→ BRIEF:
List every line in the material below that contains the string "bounding".

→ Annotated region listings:
——————

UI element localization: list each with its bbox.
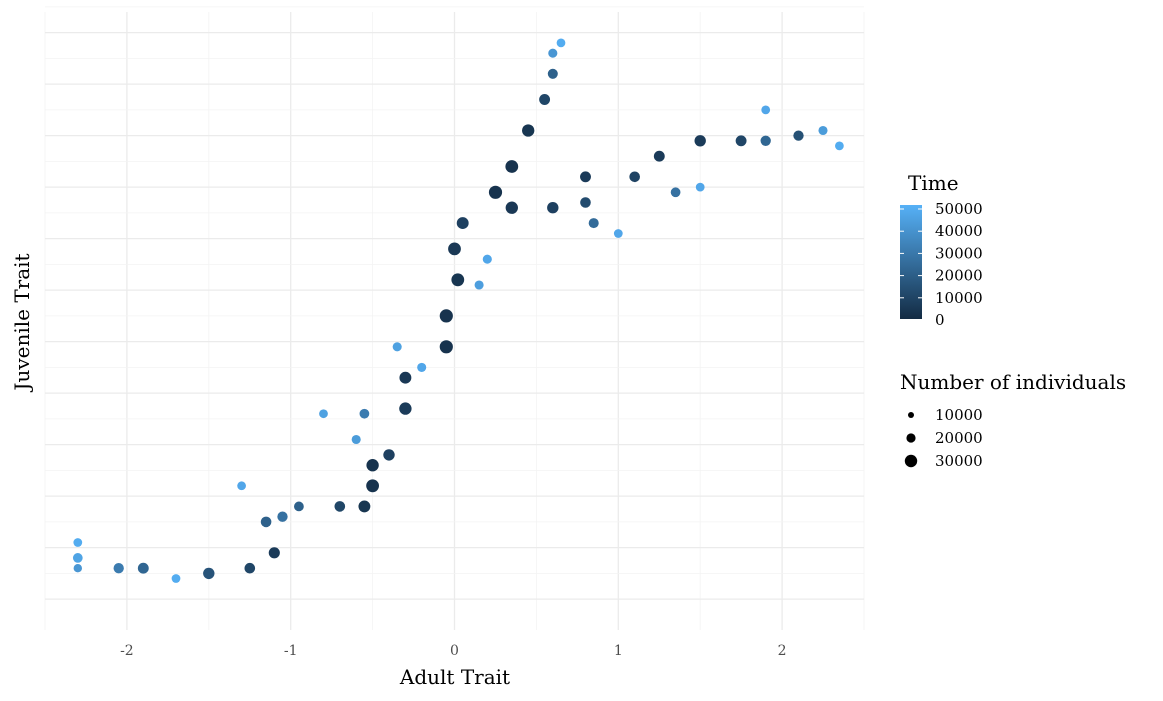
data-point: [818, 125, 828, 136]
size-legend: Number of individuals 10000 20000 30000: [900, 370, 1126, 470]
data-point: [366, 479, 379, 493]
data-point: [392, 342, 402, 352]
data-point: [613, 229, 623, 238]
data-point: [474, 280, 484, 290]
data-point: [237, 481, 246, 491]
x-axis-ticks: -2 -1 0 1 2: [120, 643, 786, 659]
color-bar-label: 20000: [935, 267, 983, 285]
data-point: [73, 564, 83, 573]
size-legend-keys: 10000 20000 30000: [904, 406, 983, 470]
data-point: [137, 562, 149, 574]
data-point: [358, 500, 371, 513]
grid: [44, 6, 865, 630]
color-bar: [900, 205, 922, 319]
data-point: [793, 130, 804, 141]
color-bar-label: 0: [935, 311, 945, 329]
data-point: [456, 217, 469, 230]
color-bar-label: 10000: [935, 289, 983, 307]
data-point: [260, 516, 272, 528]
data-point: [399, 371, 412, 384]
data-point: [366, 459, 379, 472]
data-point: [399, 402, 412, 415]
x-tick-label: -1: [284, 643, 298, 659]
data-point: [761, 105, 771, 115]
data-point: [547, 68, 558, 79]
size-legend-title: Number of individuals: [900, 370, 1126, 394]
color-bar-label: 50000: [935, 200, 983, 218]
data-point: [760, 135, 771, 146]
data-point: [488, 185, 503, 199]
data-point: [351, 434, 361, 445]
data-point: [319, 409, 328, 419]
size-legend-key: [904, 454, 918, 468]
data-point: [417, 362, 427, 372]
data-point: [383, 449, 395, 461]
size-legend-label: 10000: [935, 406, 983, 424]
data-point: [439, 340, 453, 354]
color-bar-label: 30000: [935, 244, 983, 262]
data-point: [113, 563, 124, 574]
size-legend-key: [908, 412, 914, 418]
color-bar-label: 40000: [935, 222, 983, 240]
data-point: [588, 218, 599, 229]
color-legend: Time 50000 40000 30000 20000 10000 0: [900, 171, 983, 329]
color-legend-title: Time: [908, 171, 959, 195]
data-point: [580, 197, 591, 208]
data-point: [505, 201, 518, 214]
data-point: [277, 511, 288, 522]
data-point: [695, 182, 705, 192]
size-legend-label: 30000: [935, 452, 983, 470]
data-point: [203, 567, 215, 580]
data-point: [334, 501, 346, 512]
data-point: [268, 547, 280, 559]
data-point: [835, 141, 844, 151]
size-legend-key: [906, 433, 916, 443]
data-point: [548, 48, 558, 58]
data-point: [448, 242, 461, 256]
data-point: [522, 124, 535, 137]
data-point: [244, 562, 256, 574]
color-bar-ticks: 50000 40000 30000 20000 10000 0: [900, 200, 983, 329]
data-point: [294, 501, 304, 512]
data-point: [505, 160, 519, 173]
data-point: [653, 150, 665, 162]
data-point: [359, 408, 370, 419]
data-point: [670, 187, 681, 198]
x-axis-title: Adult Trait: [399, 665, 510, 689]
data-point: [72, 553, 83, 563]
data-point: [539, 94, 551, 105]
data-point: [694, 135, 706, 147]
x-tick-label: 1: [614, 643, 623, 659]
data-point: [482, 254, 492, 264]
data-point: [73, 538, 83, 547]
data-point: [547, 202, 559, 214]
data-point: [629, 171, 640, 183]
data-point: [556, 38, 566, 48]
data-points: [72, 38, 844, 583]
x-tick-label: -2: [120, 643, 134, 659]
x-tick-label: 2: [778, 643, 787, 659]
data-point: [439, 309, 453, 323]
data-point: [451, 273, 465, 287]
data-point: [735, 135, 747, 147]
y-axis-title: Juvenile Trait: [10, 253, 34, 392]
data-point: [171, 574, 181, 583]
x-tick-label: 0: [450, 643, 459, 659]
size-legend-label: 20000: [935, 429, 983, 447]
data-point: [580, 171, 591, 183]
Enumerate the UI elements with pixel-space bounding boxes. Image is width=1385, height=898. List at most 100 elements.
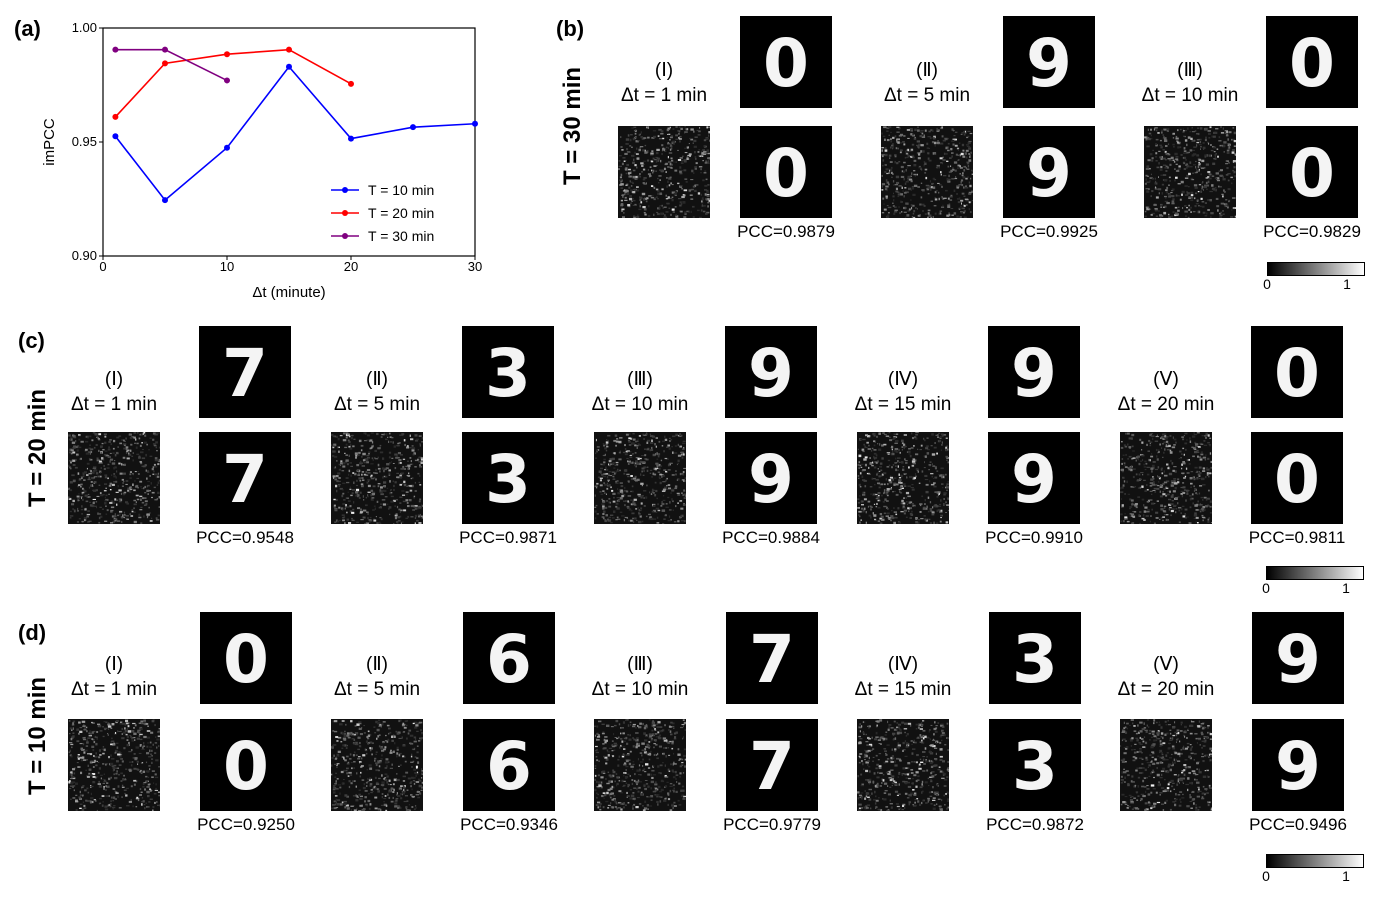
legend-marker <box>342 210 348 216</box>
ground-truth-image: 6 <box>463 612 555 704</box>
svg-text:0: 0 <box>763 135 809 212</box>
ground-truth-image: 9 <box>988 326 1080 418</box>
data-point <box>472 120 478 127</box>
pcc-value: PCC=0.9872 <box>986 815 1084 834</box>
y-tick-label: 0.90 <box>72 248 97 263</box>
group-roman-label: (Ⅴ) <box>1153 369 1179 390</box>
group-roman-label: (Ⅴ) <box>1153 654 1179 675</box>
ground-truth-image: 9 <box>1003 16 1095 108</box>
x-tick-label: 0 <box>99 259 106 274</box>
panel-b-row-label: T = 30 min <box>559 66 586 186</box>
panel-d-label: (d) <box>18 620 47 645</box>
group-roman-label: (Ⅰ) <box>104 654 124 675</box>
data-point <box>224 51 230 58</box>
ground-truth-image: 0 <box>1266 16 1358 108</box>
data-point <box>286 46 292 53</box>
x-tick-label: 30 <box>468 259 482 274</box>
svg-text:3: 3 <box>485 441 531 518</box>
panel-d-row-label: T = 10 min <box>24 676 51 796</box>
svg-text:0: 0 <box>223 621 269 698</box>
svg-text:6: 6 <box>486 621 532 698</box>
svg-text:9: 9 <box>1011 441 1057 518</box>
svg-text:9: 9 <box>748 335 794 412</box>
panel-b-label: (b) <box>556 16 585 41</box>
pcc-value: PCC=0.9829 <box>1263 222 1361 241</box>
speckle-pattern-image <box>331 432 425 525</box>
data-point <box>348 135 354 142</box>
legend-label: T = 10 min <box>368 182 434 198</box>
panel-a-line-chart: 0 10 20 30 0.90 0.95 1.00 Δt (minute) imPCC T = 1… <box>41 20 482 301</box>
svg-text:3: 3 <box>485 335 531 412</box>
pcc-value: PCC=0.9871 <box>459 528 557 547</box>
group-dt-label: Δt = 10 min <box>591 679 689 700</box>
pcc-value: PCC=0.9910 <box>985 528 1083 547</box>
group-roman-label: (Ⅳ) <box>887 369 919 390</box>
y-axis-label: imPCC <box>41 118 58 166</box>
svg-text:9: 9 <box>748 441 794 518</box>
reconstructed-image: 3 <box>989 719 1081 811</box>
data-point <box>348 80 354 87</box>
ground-truth-image: 7 <box>199 326 291 418</box>
group-roman-label: (Ⅱ) <box>365 654 389 675</box>
group-roman-label: (Ⅲ) <box>1177 60 1203 81</box>
speckle-pattern-image <box>68 719 163 812</box>
colorbar <box>1266 566 1364 580</box>
data-point <box>112 113 119 120</box>
data-point <box>162 197 168 204</box>
svg-text:9: 9 <box>1026 25 1072 102</box>
panel-c-label: (c) <box>18 328 45 353</box>
group-dt-label: Δt = 1 min <box>70 394 158 415</box>
pcc-value: PCC=0.9250 <box>197 815 295 834</box>
y-tick-label: 0.95 <box>72 134 97 149</box>
svg-text:9: 9 <box>1011 335 1057 412</box>
group-roman-label: (Ⅰ) <box>104 369 124 390</box>
colorbar-min-label: 0 <box>1263 276 1271 292</box>
reconstructed-image: 9 <box>1252 719 1344 811</box>
group-dt-label: Δt = 15 min <box>854 394 952 415</box>
colorbar <box>1266 854 1364 868</box>
group-dt-label: Δt = 1 min <box>620 85 708 106</box>
speckle-pattern-image <box>68 432 163 525</box>
legend-marker <box>342 187 348 193</box>
data-point <box>224 144 230 151</box>
legend-label: T = 20 min <box>368 205 434 221</box>
group-roman-label: (Ⅲ) <box>627 654 653 675</box>
reconstructed-image: 9 <box>1003 126 1095 218</box>
speckle-pattern-image <box>1120 719 1215 812</box>
svg-text:0: 0 <box>1289 25 1335 102</box>
reconstructed-image: 9 <box>725 432 817 524</box>
group-dt-label: Δt = 5 min <box>333 394 421 415</box>
data-point <box>112 46 119 53</box>
colorbar-min-label: 0 <box>1262 580 1270 596</box>
ground-truth-image: 9 <box>725 326 817 418</box>
speckle-pattern-image <box>594 719 688 811</box>
pcc-value: PCC=0.9496 <box>1249 815 1347 834</box>
group-dt-label: Δt = 1 min <box>70 679 158 700</box>
colorbar-max-label: 1 <box>1342 868 1350 884</box>
speckle-pattern-image <box>857 719 951 812</box>
data-point <box>112 133 119 140</box>
group-dt-label: Δt = 10 min <box>591 394 689 415</box>
panel-a-label: (a) <box>14 16 41 41</box>
pcc-value: PCC=0.9548 <box>196 528 294 547</box>
colorbar-min-label: 0 <box>1262 868 1270 884</box>
group-dt-label: Δt = 20 min <box>1117 394 1215 415</box>
ground-truth-image: 7 <box>726 612 818 704</box>
group-dt-label: Δt = 10 min <box>1141 85 1239 106</box>
series-line <box>114 65 476 202</box>
speckle-pattern-image <box>1120 432 1214 525</box>
svg-text:0: 0 <box>1274 335 1320 412</box>
svg-text:0: 0 <box>763 25 809 102</box>
x-axis-label: Δt (minute) <box>252 284 325 301</box>
svg-text:7: 7 <box>222 441 268 518</box>
reconstructed-image: 0 <box>1266 126 1358 218</box>
pcc-value: PCC=0.9811 <box>1248 528 1346 547</box>
legend-marker <box>342 233 348 239</box>
y-tick-label: 1.00 <box>72 20 97 35</box>
series-line <box>114 48 352 118</box>
group-roman-label: (Ⅱ) <box>365 369 389 390</box>
data-point <box>410 124 416 131</box>
reconstructed-image: 0 <box>200 719 292 811</box>
colorbar <box>1267 262 1365 276</box>
group-roman-label: (Ⅱ) <box>915 60 939 81</box>
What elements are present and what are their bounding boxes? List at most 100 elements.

——————

→ REPLY TO THE EXERCISE:
Enumerate the UI elements with pixel-space bounding boxes. Image is width=1385, height=898. List at most 100 elements.
What elements are present and what are their bounding boxes? List at most 100 elements.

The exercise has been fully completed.